* _Prompt_: Your task is to copy the listing exactly. Drop any pictures from the copy.

----

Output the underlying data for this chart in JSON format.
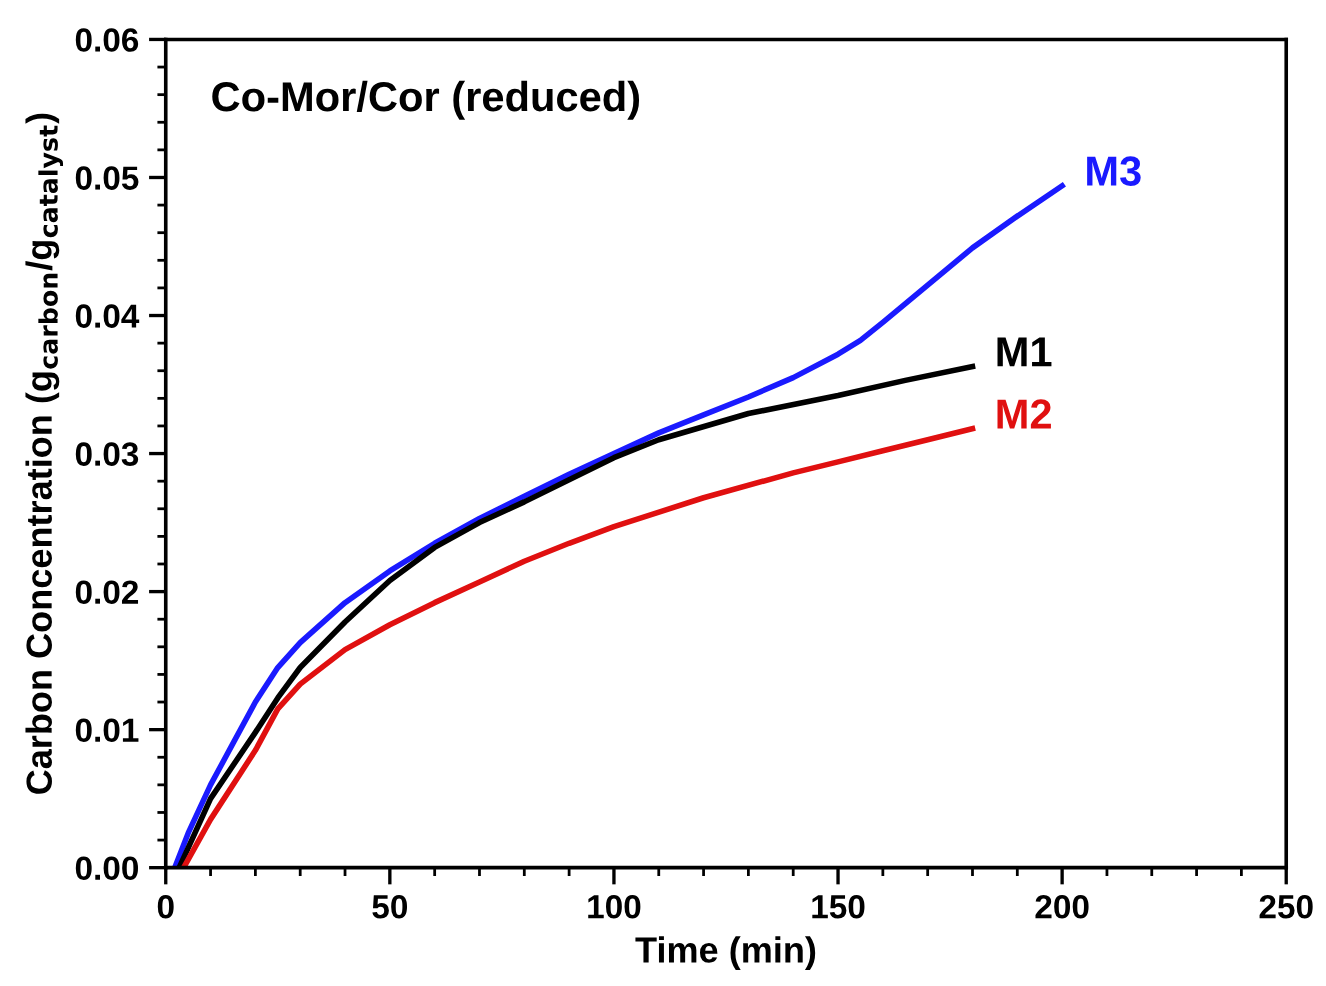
{
  "chart_data": {
    "type": "line",
    "title": "Co-Mor/Cor (reduced)",
    "xlabel": "Time (min)",
    "ylabel": "Carbon Concentration (g$_{carbon}$/g$_{catalyst}$)",
    "xlim": [
      0,
      250
    ],
    "ylim": [
      0,
      0.06
    ],
    "xticks": [
      0,
      {
        "value": 10,
        "label": null
      },
      {
        "value": 20,
        "label": null
      },
      {
        "value": 30,
        "label": null
      },
      {
        "value": 40,
        "label": null
      },
      50,
      {
        "value": 60,
        "label": null
      },
      {
        "value": 70,
        "label": null
      },
      {
        "value": 80,
        "label": null
      },
      {
        "value": 90,
        "label": null
      },
      100,
      {
        "value": 110,
        "label": null
      },
      {
        "value": 120,
        "label": null
      },
      {
        "value": 130,
        "label": null
      },
      {
        "value": 140,
        "label": null
      },
      150,
      {
        "value": 160,
        "label": null
      },
      {
        "value": 170,
        "label": null
      },
      {
        "value": 180,
        "label": null
      },
      {
        "value": 190,
        "label": null
      },
      200,
      {
        "value": 210,
        "label": null
      },
      {
        "value": 220,
        "label": null
      },
      {
        "value": 230,
        "label": null
      },
      {
        "value": 240,
        "label": null
      },
      250
    ],
    "yticks": [
      {
        "value": 0,
        "label": "0.00"
      },
      {
        "value": 0.002,
        "label": null
      },
      {
        "value": 0.004,
        "label": null
      },
      {
        "value": 0.006,
        "label": null
      },
      {
        "value": 0.008,
        "label": null
      },
      {
        "value": 0.01,
        "label": "0.01"
      },
      {
        "value": 0.012,
        "label": null
      },
      {
        "value": 0.014,
        "label": null
      },
      {
        "value": 0.016,
        "label": null
      },
      {
        "value": 0.018,
        "label": null
      },
      {
        "value": 0.02,
        "label": "0.02"
      },
      {
        "value": 0.022,
        "label": null
      },
      {
        "value": 0.024,
        "label": null
      },
      {
        "value": 0.026,
        "label": null
      },
      {
        "value": 0.028,
        "label": null
      },
      {
        "value": 0.03,
        "label": "0.03"
      },
      {
        "value": 0.032,
        "label": null
      },
      {
        "value": 0.034,
        "label": null
      },
      {
        "value": 0.036,
        "label": null
      },
      {
        "value": 0.038,
        "label": null
      },
      {
        "value": 0.04,
        "label": "0.04"
      },
      {
        "value": 0.042,
        "label": null
      },
      {
        "value": 0.044,
        "label": null
      },
      {
        "value": 0.046,
        "label": null
      },
      {
        "value": 0.048,
        "label": null
      },
      {
        "value": 0.05,
        "label": "0.05"
      },
      {
        "value": 0.052,
        "label": null
      },
      {
        "value": 0.054,
        "label": null
      },
      {
        "value": 0.056,
        "label": null
      },
      {
        "value": 0.058,
        "label": null
      },
      {
        "value": 0.06,
        "label": "0.06"
      }
    ],
    "grid": false,
    "legend": false,
    "marker": "none",
    "line_style": "solid",
    "series": [
      {
        "name": "M3",
        "color": "#1a1aff",
        "x": [
          2,
          5,
          10,
          15,
          20,
          25,
          30,
          40,
          50,
          60,
          70,
          80,
          90,
          100,
          110,
          120,
          130,
          140,
          150,
          155,
          160,
          170,
          180,
          190,
          200
        ],
        "values": [
          0,
          0.0025,
          0.006,
          0.009,
          0.012,
          0.0145,
          0.0163,
          0.0192,
          0.0215,
          0.0235,
          0.0253,
          0.0269,
          0.0285,
          0.03,
          0.0315,
          0.0328,
          0.0341,
          0.0355,
          0.0372,
          0.0382,
          0.0395,
          0.0422,
          0.0449,
          0.0472,
          0.0494
        ]
      },
      {
        "name": "M1",
        "color": "#000000",
        "x": [
          3,
          10,
          20,
          25,
          30,
          40,
          50,
          60,
          70,
          80,
          90,
          100,
          110,
          130,
          150,
          165,
          180
        ],
        "values": [
          0,
          0.005,
          0.0098,
          0.0123,
          0.0145,
          0.0178,
          0.0208,
          0.0232,
          0.025,
          0.0265,
          0.0281,
          0.0297,
          0.031,
          0.0329,
          0.0342,
          0.0353,
          0.0363
        ]
      },
      {
        "name": "M2",
        "color": "#e01010",
        "x": [
          4,
          10,
          20,
          25,
          30,
          40,
          50,
          60,
          70,
          80,
          90,
          100,
          120,
          140,
          150,
          160,
          170,
          180
        ],
        "values": [
          0,
          0.0035,
          0.0085,
          0.0115,
          0.0133,
          0.0158,
          0.0176,
          0.0192,
          0.0207,
          0.0222,
          0.0235,
          0.0247,
          0.0268,
          0.0286,
          0.0294,
          0.0302,
          0.031,
          0.0318
        ]
      }
    ]
  }
}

----

* _Output_:
Output the underlying data for this chart in JSON format.
{
  "chart_data": {
    "type": "line",
    "title": "Co-Mor/Cor (reduced)",
    "xlabel": "Time (min)",
    "ylabel": "Carbon Concentration (g$_{carbon}$/g$_{catalyst}$)",
    "xlim": [
      0,
      250
    ],
    "ylim": [
      0,
      0.06
    ],
    "xticks": [
      0,
      {
        "value": 10,
        "label": null
      },
      {
        "value": 20,
        "label": null
      },
      {
        "value": 30,
        "label": null
      },
      {
        "value": 40,
        "label": null
      },
      50,
      {
        "value": 60,
        "label": null
      },
      {
        "value": 70,
        "label": null
      },
      {
        "value": 80,
        "label": null
      },
      {
        "value": 90,
        "label": null
      },
      100,
      {
        "value": 110,
        "label": null
      },
      {
        "value": 120,
        "label": null
      },
      {
        "value": 130,
        "label": null
      },
      {
        "value": 140,
        "label": null
      },
      150,
      {
        "value": 160,
        "label": null
      },
      {
        "value": 170,
        "label": null
      },
      {
        "value": 180,
        "label": null
      },
      {
        "value": 190,
        "label": null
      },
      200,
      {
        "value": 210,
        "label": null
      },
      {
        "value": 220,
        "label": null
      },
      {
        "value": 230,
        "label": null
      },
      {
        "value": 240,
        "label": null
      },
      250
    ],
    "yticks": [
      {
        "value": 0,
        "label": "0.00"
      },
      {
        "value": 0.002,
        "label": null
      },
      {
        "value": 0.004,
        "label": null
      },
      {
        "value": 0.006,
        "label": null
      },
      {
        "value": 0.008,
        "label": null
      },
      {
        "value": 0.01,
        "label": "0.01"
      },
      {
        "value": 0.012,
        "label": null
      },
      {
        "value": 0.014,
        "label": null
      },
      {
        "value": 0.016,
        "label": null
      },
      {
        "value": 0.018,
        "label": null
      },
      {
        "value": 0.02,
        "label": "0.02"
      },
      {
        "value": 0.022,
        "label": null
      },
      {
        "value": 0.024,
        "label": null
      },
      {
        "value": 0.026,
        "label": null
      },
      {
        "value": 0.028,
        "label": null
      },
      {
        "value": 0.03,
        "label": "0.03"
      },
      {
        "value": 0.032,
        "label": null
      },
      {
        "value": 0.034,
        "label": null
      },
      {
        "value": 0.036,
        "label": null
      },
      {
        "value": 0.038,
        "label": null
      },
      {
        "value": 0.04,
        "label": "0.04"
      },
      {
        "value": 0.042,
        "label": null
      },
      {
        "value": 0.044,
        "label": null
      },
      {
        "value": 0.046,
        "label": null
      },
      {
        "value": 0.048,
        "label": null
      },
      {
        "value": 0.05,
        "label": "0.05"
      },
      {
        "value": 0.052,
        "label": null
      },
      {
        "value": 0.054,
        "label": null
      },
      {
        "value": 0.056,
        "label": null
      },
      {
        "value": 0.058,
        "label": null
      },
      {
        "value": 0.06,
        "label": "0.06"
      }
    ],
    "grid": false,
    "legend": false,
    "marker": "none",
    "line_style": "solid",
    "series": [
      {
        "name": "M3",
        "color": "#1a1aff",
        "x": [
          2,
          5,
          10,
          15,
          20,
          25,
          30,
          40,
          50,
          60,
          70,
          80,
          90,
          100,
          110,
          120,
          130,
          140,
          150,
          155,
          160,
          170,
          180,
          190,
          200
        ],
        "values": [
          0,
          0.0025,
          0.006,
          0.009,
          0.012,
          0.0145,
          0.0163,
          0.0192,
          0.0215,
          0.0235,
          0.0253,
          0.0269,
          0.0285,
          0.03,
          0.0315,
          0.0328,
          0.0341,
          0.0355,
          0.0372,
          0.0382,
          0.0395,
          0.0422,
          0.0449,
          0.0472,
          0.0494
        ]
      },
      {
        "name": "M1",
        "color": "#000000",
        "x": [
          3,
          10,
          20,
          25,
          30,
          40,
          50,
          60,
          70,
          80,
          90,
          100,
          110,
          130,
          150,
          165,
          180
        ],
        "values": [
          0,
          0.005,
          0.0098,
          0.0123,
          0.0145,
          0.0178,
          0.0208,
          0.0232,
          0.025,
          0.0265,
          0.0281,
          0.0297,
          0.031,
          0.0329,
          0.0342,
          0.0353,
          0.0363
        ]
      },
      {
        "name": "M2",
        "color": "#e01010",
        "x": [
          4,
          10,
          20,
          25,
          30,
          40,
          50,
          60,
          70,
          80,
          90,
          100,
          120,
          140,
          150,
          160,
          170,
          180
        ],
        "values": [
          0,
          0.0035,
          0.0085,
          0.0115,
          0.0133,
          0.0158,
          0.0176,
          0.0192,
          0.0207,
          0.0222,
          0.0235,
          0.0247,
          0.0268,
          0.0286,
          0.0294,
          0.0302,
          0.031,
          0.0318
        ]
      }
    ]
  }
}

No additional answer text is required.